[Dataset entries]
***
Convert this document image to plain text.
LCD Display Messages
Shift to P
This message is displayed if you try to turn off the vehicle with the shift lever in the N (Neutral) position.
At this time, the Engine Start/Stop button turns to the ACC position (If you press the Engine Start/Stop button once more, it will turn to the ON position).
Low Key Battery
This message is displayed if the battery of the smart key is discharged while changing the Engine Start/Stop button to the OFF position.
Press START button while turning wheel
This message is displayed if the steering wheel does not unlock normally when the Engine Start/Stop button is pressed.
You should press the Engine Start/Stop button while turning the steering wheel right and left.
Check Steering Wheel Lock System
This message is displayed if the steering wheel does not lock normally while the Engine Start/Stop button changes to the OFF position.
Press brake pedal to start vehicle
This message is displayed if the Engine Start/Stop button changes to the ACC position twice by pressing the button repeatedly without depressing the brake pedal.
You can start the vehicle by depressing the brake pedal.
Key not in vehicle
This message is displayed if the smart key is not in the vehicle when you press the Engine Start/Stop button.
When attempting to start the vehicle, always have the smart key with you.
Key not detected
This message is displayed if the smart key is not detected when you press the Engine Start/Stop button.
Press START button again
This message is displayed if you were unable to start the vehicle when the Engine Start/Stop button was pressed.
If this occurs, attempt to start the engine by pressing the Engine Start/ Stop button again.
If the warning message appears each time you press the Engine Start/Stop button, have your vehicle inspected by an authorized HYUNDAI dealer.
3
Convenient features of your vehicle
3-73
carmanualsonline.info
***
— OBJECTIVE —
All of the entries above should be written out again exactly.

— TASK SOLUTION —
Convert this document image to plain text.
LCD Display Messages
Shift to P
This message is displayed if you try to turn off the vehicle with the shift lever in the N (Neutral) position.
At this time, the Engine Start/Stop button turns to the ACC position (If you press the Engine Start/Stop button once more, it will turn to the ON position).
Low Key Battery
This message is displayed if the battery of the smart key is discharged while changing the Engine Start/Stop button to the OFF position.
Press START button while turning wheel
This message is displayed if the steering wheel does not unlock normally when the Engine Start/Stop button is pressed.
You should press the Engine Start/Stop button while turning the steering wheel right and left.
Check Steering Wheel Lock System
This message is displayed if the steering wheel does not lock normally while the Engine Start/Stop button changes to the OFF position.
Press brake pedal to start vehicle
This message is displayed if the Engine Start/Stop button changes to the ACC position twice by pressing the button repeatedly without depressing the brake pedal.
You can start the vehicle by depressing the brake pedal.
Key not in vehicle
This message is displayed if the smart key is not in the vehicle when you press the Engine Start/Stop button.
When attempting to start the vehicle, always have the smart key with you.
Key not detected
This message is displayed if the smart key is not detected when you press the Engine Start/Stop button.
Press START button again
This message is displayed if you were unable to start the vehicle when the Engine Start/Stop button was pressed.
If this occurs, attempt to start the engine by pressing the Engine Start/ Stop button again.
If the warning message appears each time you press the Engine Start/Stop button, have your vehicle inspected by an authorized HYUNDAI dealer.
3
Convenient features of your vehicle
3-73
carmanualsonline.info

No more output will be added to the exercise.